## Directive
Render every line of the listing below as a JSON list of strings, one string per line, with blank lines left out. Leave the pictures out of the list.

## Data for the task
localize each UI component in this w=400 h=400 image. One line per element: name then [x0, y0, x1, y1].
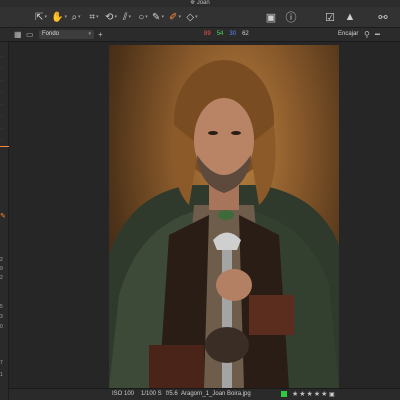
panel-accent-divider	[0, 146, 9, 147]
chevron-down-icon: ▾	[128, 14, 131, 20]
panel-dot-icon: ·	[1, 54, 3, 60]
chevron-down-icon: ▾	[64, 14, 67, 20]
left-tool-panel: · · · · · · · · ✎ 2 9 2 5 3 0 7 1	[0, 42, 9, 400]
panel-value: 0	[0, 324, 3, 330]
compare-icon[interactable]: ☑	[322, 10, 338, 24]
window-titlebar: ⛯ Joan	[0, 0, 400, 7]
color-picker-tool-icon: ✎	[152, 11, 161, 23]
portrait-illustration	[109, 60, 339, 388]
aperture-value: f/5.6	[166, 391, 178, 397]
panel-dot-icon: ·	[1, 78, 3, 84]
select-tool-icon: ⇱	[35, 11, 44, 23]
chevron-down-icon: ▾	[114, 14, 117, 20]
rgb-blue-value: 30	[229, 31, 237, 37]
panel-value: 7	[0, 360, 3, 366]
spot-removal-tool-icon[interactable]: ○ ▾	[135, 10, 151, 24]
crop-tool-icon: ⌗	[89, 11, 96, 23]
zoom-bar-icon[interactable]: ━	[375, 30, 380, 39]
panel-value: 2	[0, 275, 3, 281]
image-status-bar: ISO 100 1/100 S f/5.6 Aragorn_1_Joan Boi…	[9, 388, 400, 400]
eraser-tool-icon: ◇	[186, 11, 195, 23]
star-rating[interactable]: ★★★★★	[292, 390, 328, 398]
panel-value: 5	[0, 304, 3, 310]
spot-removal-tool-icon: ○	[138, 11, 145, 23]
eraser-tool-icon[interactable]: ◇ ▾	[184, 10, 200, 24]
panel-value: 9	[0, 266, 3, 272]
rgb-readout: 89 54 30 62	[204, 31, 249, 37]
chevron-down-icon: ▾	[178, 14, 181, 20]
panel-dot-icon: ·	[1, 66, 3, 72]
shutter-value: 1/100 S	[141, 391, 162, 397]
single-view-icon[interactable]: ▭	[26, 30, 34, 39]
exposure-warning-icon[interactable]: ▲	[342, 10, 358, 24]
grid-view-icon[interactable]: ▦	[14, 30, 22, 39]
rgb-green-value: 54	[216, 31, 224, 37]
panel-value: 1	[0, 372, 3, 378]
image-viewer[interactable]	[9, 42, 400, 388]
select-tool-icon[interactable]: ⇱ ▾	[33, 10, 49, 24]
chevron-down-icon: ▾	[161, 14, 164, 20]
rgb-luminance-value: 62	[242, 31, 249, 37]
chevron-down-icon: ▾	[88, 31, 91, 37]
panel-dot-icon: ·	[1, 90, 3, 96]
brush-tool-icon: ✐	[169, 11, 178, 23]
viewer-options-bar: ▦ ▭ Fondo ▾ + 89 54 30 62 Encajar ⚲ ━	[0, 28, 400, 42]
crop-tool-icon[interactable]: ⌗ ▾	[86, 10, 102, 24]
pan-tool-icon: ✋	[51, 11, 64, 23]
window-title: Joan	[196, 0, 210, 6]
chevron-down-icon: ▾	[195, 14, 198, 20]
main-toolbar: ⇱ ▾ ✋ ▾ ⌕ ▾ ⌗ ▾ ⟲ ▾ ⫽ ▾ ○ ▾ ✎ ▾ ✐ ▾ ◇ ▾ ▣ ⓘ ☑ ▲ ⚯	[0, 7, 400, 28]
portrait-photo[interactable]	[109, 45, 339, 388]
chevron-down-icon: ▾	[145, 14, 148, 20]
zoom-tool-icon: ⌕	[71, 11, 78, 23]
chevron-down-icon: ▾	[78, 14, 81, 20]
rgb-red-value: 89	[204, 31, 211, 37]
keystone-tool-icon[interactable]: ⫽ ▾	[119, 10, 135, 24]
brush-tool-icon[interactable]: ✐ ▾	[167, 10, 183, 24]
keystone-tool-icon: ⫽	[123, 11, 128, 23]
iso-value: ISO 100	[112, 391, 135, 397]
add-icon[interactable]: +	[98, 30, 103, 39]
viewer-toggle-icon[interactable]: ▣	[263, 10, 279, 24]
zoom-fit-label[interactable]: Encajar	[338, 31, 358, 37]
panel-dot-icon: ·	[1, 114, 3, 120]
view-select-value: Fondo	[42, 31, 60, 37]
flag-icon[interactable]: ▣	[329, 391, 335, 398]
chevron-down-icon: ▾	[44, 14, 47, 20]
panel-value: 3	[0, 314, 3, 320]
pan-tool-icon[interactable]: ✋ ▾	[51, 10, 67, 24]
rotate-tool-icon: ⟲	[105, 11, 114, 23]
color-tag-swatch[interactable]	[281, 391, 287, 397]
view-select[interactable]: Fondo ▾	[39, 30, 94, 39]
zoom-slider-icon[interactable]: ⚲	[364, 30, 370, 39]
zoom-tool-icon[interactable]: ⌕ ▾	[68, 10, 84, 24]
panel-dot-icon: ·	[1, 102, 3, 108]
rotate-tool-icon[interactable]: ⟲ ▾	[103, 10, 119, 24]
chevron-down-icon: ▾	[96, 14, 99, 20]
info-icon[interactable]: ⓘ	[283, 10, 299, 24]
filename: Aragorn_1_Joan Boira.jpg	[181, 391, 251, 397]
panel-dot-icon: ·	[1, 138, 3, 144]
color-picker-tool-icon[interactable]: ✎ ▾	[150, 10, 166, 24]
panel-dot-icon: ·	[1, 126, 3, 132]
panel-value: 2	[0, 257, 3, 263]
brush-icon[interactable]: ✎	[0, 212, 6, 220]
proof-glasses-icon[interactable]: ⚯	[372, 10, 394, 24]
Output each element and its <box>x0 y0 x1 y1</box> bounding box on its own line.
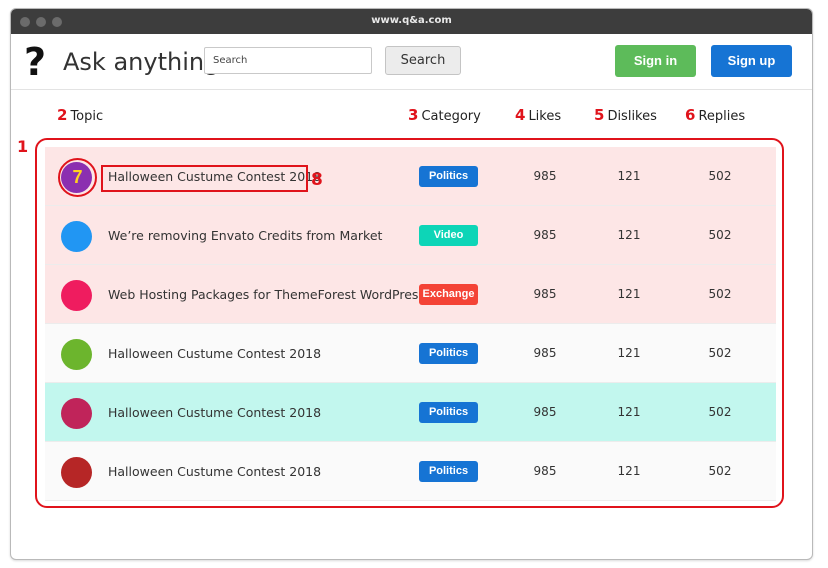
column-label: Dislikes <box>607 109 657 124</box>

## The completed task
[
  "localize each UI component in this w=400 h=400 image. One line per element: name then [x0, y0, x1, y1].",
  "panel-accent-divider\t[0, 146, 9, 147]",
  "chevron-down-icon: ▾\t[128, 14, 131, 20]",
  "panel-dot-icon: ·\t[1, 54, 3, 60]",
  "chevron-down-icon: ▾\t[64, 14, 67, 20]",
  "left-tool-panel: · · · · · · · · ✎ 2 9 2 5 3 0 7 1\t[0, 42, 9, 400]",
  "panel-value: 0\t[0, 324, 3, 330]",
  "compare-icon[interactable]: ☑\t[322, 10, 338, 24]",
  "window-titlebar: ⛯ Joan\t[0, 0, 400, 7]",
  "color-picker-tool-icon: ✎\t[152, 11, 161, 23]",
  "portrait-illustration\t[109, 60, 339, 388]",
  "aperture-value: f/5.6\t[166, 391, 178, 397]",
  "panel-dot-icon: ·\t[1, 78, 3, 84]",
  "select-tool-icon: ⇱\t[35, 11, 44, 23]",
  "chevron-down-icon: ▾\t[114, 14, 117, 20]",
  "rgb-blue-value: 30\t[229, 31, 237, 37]",
  "panel-value: 7\t[0, 360, 3, 366]",
  "spot-removal-tool-icon[interactable]: ○ ▾\t[135, 10, 151, 24]",
  "crop-tool-icon: ⌗\t[89, 11, 96, 23]",
  "zoom-bar-icon[interactable]: ━\t[375, 30, 380, 39]",
  "panel-value: 2\t[0, 275, 3, 281]",
  "image-status-bar: ISO 100 1/100 S f/5.6 Aragorn_1_Joan Boi…\t[9, 388, 400, 400]",
  "eraser-tool-icon: ◇\t[186, 11, 195, 23]",
  "star-rating[interactable]: ★★★★★\t[292, 390, 328, 398]",
  "panel-value: 5\t[0, 304, 3, 310]",
  "spot-removal-tool-icon: ○\t[138, 11, 145, 23]",
  "eraser-tool-icon[interactable]: ◇ ▾\t[184, 10, 200, 24]",
  "panel-value: 9\t[0, 266, 3, 272]",
  "rgb-readout: 89 54 30 62\t[204, 31, 249, 37]",
  "chevron-down-icon: ▾\t[178, 14, 181, 20]",
  "panel-dot-icon: ·\t[1, 66, 3, 72]",
  "shutter-value: 1/100 S\t[141, 391, 162, 397]",
  "single-view-icon[interactable]: ▭\t[26, 30, 34, 39]",
  "exposure-warning-icon[interactable]: ▲\t[342, 10, 358, 24]",
  "grid-view-icon[interactable]: ▦\t[14, 30, 22, 39]",
  "rgb-green-value: 54\t[216, 31, 224, 37]",
  "panel-value: 1\t[0, 372, 3, 378]",
  "image-viewer[interactable]\t[9, 42, 400, 388]",
  "select-tool-icon[interactable]: ⇱ ▾\t[33, 10, 49, 24]",
  "chevron-down-icon: ▾\t[161, 14, 164, 20]",
  "rgb-luminance-value: 62\t[242, 31, 249, 37]",
  "chevron-down-icon: ▾\t[88, 31, 91, 37]",
  "panel-dot-icon: ·\t[1, 90, 3, 96]",
  "brush-tool-icon: ✐\t[169, 11, 178, 23]",
  "viewer-options-bar: ▦ ▭ Fondo ▾ + 89 54 30 62 Encajar ⚲ ━\t[0, 28, 400, 42]",
  "crop-tool-icon[interactable]: ⌗ ▾\t[86, 10, 102, 24]",
  "pan-tool-icon: ✋\t[51, 11, 64, 23]",
  "window-title: Joan\t[196, 0, 210, 6]",
  "chevron-down-icon: ▾\t[195, 14, 198, 20]",
  "main-toolbar: ⇱ ▾ ✋ ▾ ⌕ ▾ ⌗ ▾ ⟲ ▾ ⫽ ▾ ○ ▾ ✎ ▾ ✐ ▾ ◇ ▾ ▣ ⓘ ☑ ▲ ⚯\t[0, 7, 400, 28]",
  "portrait-photo[interactable]\t[109, 45, 339, 388]",
  "chevron-down-icon: ▾\t[145, 14, 148, 20]",
  "zoom-tool-icon: ⌕\t[71, 11, 78, 23]",
  "chevron-down-icon: ▾\t[78, 14, 81, 20]",
  "rgb-red-value: 89\t[204, 31, 211, 37]",
  "keystone-tool-icon[interactable]: ⫽ ▾\t[119, 10, 135, 24]",
  "brush-tool-icon[interactable]: ✐ ▾\t[167, 10, 183, 24]",
  "keystone-tool-icon: ⫽\t[123, 11, 128, 23]",
  "iso-value: ISO 100\t[112, 391, 135, 397]",
  "add-icon[interactable]: +\t[98, 30, 103, 39]",
  "viewer-toggle-icon[interactable]: ▣\t[263, 10, 279, 24]",
  "zoom-fit-label[interactable]: Encajar\t[338, 31, 358, 37]",
  "panel-dot-icon: ·\t[1, 114, 3, 120]",
  "view-select-value: Fondo\t[42, 31, 60, 37]",
  "flag-icon[interactable]: ▣\t[329, 391, 335, 398]",
  "chevron-down-icon: ▾\t[44, 14, 47, 20]",
  "panel-value: 3\t[0, 314, 3, 320]",
  "pan-tool-icon[interactable]: ✋ ▾\t[51, 10, 67, 24]",
  "rotate-tool-icon: ⟲\t[105, 11, 114, 23]",
  "color-tag-swatch[interactable]\t[281, 391, 287, 397]",
  "view-select[interactable]: Fondo ▾\t[39, 30, 94, 39]",
  "zoom-slider-icon[interactable]: ⚲\t[364, 30, 370, 39]",
  "zoom-tool-icon[interactable]: ⌕ ▾\t[68, 10, 84, 24]",
  "panel-dot-icon: ·\t[1, 102, 3, 108]",
  "rotate-tool-icon[interactable]: ⟲ ▾\t[103, 10, 119, 24]",
  "chevron-down-icon: ▾\t[96, 14, 99, 20]",
  "info-icon[interactable]: ⓘ\t[283, 10, 299, 24]",
  "filename: Aragorn_1_Joan Boira.jpg\t[181, 391, 251, 397]",
  "panel-dot-icon: ·\t[1, 138, 3, 144]",
  "color-picker-tool-icon[interactable]: ✎ ▾\t[150, 10, 166, 24]",
  "panel-dot-icon: ·\t[1, 126, 3, 132]",
  "panel-value: 2\t[0, 257, 3, 263]",
  "brush-icon[interactable]: ✎\t[0, 212, 6, 220]",
  "proof-glasses-icon[interactable]: ⚯\t[372, 10, 394, 24]",
  "Output each element and its <box>x0 y0 x1 y1</box> bounding box on its own line.",
  "column-label: Dislikes <box>607 109 657 124</box>"
]